▸ **Exercise aim**:
Extract the text of each entry below exactly, leaving every image behind.
[Start Supplied entries]
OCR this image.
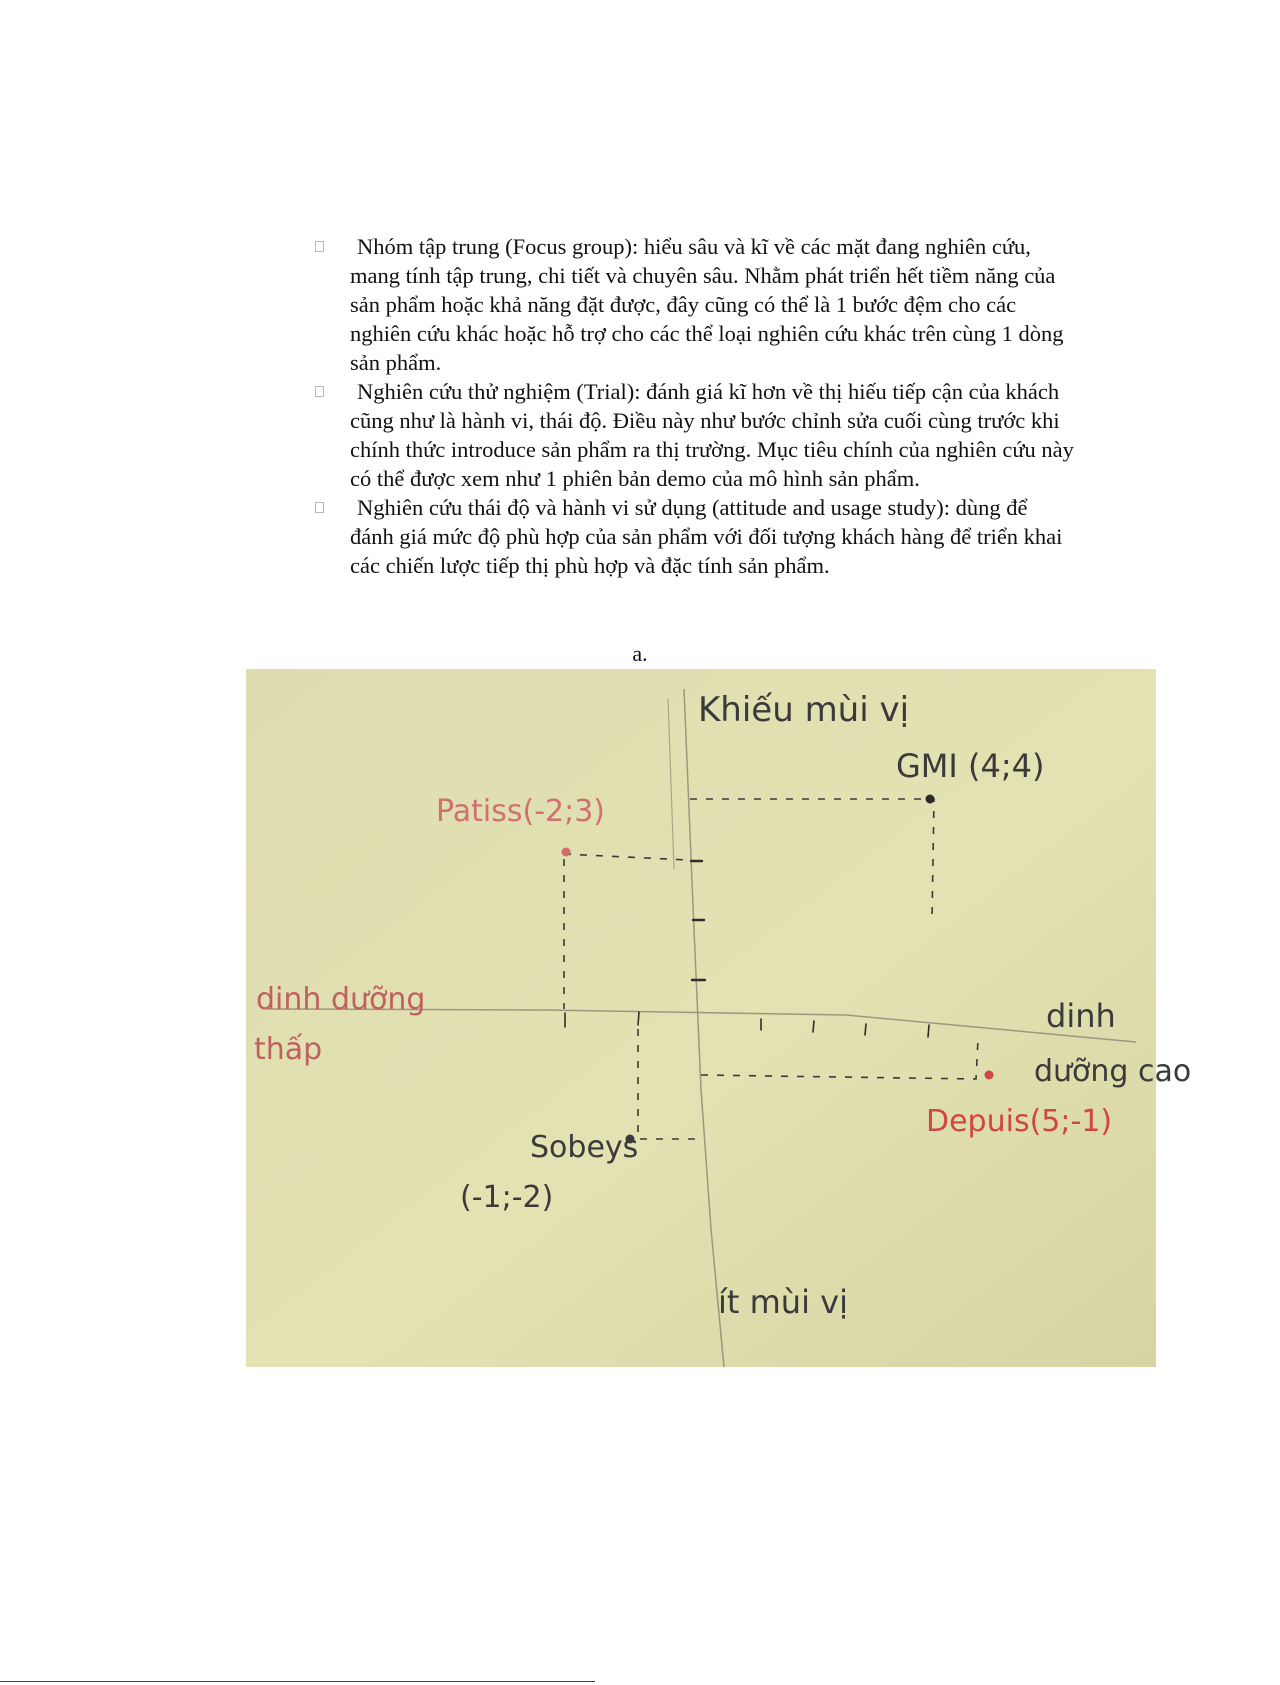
Nhóm tập trung (Focus group): hiểu sâu và kĩ về các mặt đang nghiên cứu, mang tính tập trung, chi tiết và chuyên sâu. Nhằm phát triển hết tiềm năng của sản phẩm hoặc khả năng đặt được, đây cũng có thể là 1 bước đệm cho các nghiên cứu khác hoặc hỗ trợ cho các thể loại nghiên cứu khác trên cùng 1 dòng sản phẩm.
Nghiên cứu thử nghiệm (Trial): đánh giá kĩ hơn về thị hiếu tiếp cận của khách cũng như là hành vi, thái độ. Điều này như bước chỉnh sửa cuối cùng trước khi chính thức introduce sản phẩm ra thị trường. Mục tiêu chính của nghiên cứu này có thể được xem như 1 phiên bản demo của mô hình sản phẩm.
Nghiên cứu thái độ và hành vi sử dụng (attitude and usage study): dùng để đánh giá mức độ phù hợp của sản phẩm với đối tượng khách hàng để triển khai các chiến lược tiếp thị phù hợp và đặc tính sản phẩm.
a.
Khiếu mùi vị
ít mùi vị
dinh dưỡng
thấp
dinh
dưỡng cao
GMI (4;4)
Patiss(-2;3)
Sobeys
(-1;-2)
Depuis(5;-1)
[End Supplied entries]
▸ **Solution to this task**:
OCR this image.
Nhóm tập trung (Focus group): hiểu sâu và kĩ về các mặt đang nghiên cứu, mang tính tập trung, chi tiết và chuyên sâu. Nhằm phát triển hết tiềm năng của sản phẩm hoặc khả năng đặt được, đây cũng có thể là 1 bước đệm cho các nghiên cứu khác hoặc hỗ trợ cho các thể loại nghiên cứu khác trên cùng 1 dòng sản phẩm.
Nghiên cứu thử nghiệm (Trial): đánh giá kĩ hơn về thị hiếu tiếp cận của khách cũng như là hành vi, thái độ. Điều này như bước chỉnh sửa cuối cùng trước khi chính thức introduce sản phẩm ra thị trường. Mục tiêu chính của nghiên cứu này có thể được xem như 1 phiên bản demo của mô hình sản phẩm.
Nghiên cứu thái độ và hành vi sử dụng (attitude and usage study): dùng để đánh giá mức độ phù hợp của sản phẩm với đối tượng khách hàng để triển khai các chiến lược tiếp thị phù hợp và đặc tính sản phẩm.
a.
Khiếu mùi vị
ít mùi vị
dinh dưỡng
thấp
dinh
dưỡng cao
GMI (4;4)
Patiss(-2;3)
Sobeys
(-1;-2)
Depuis(5;-1)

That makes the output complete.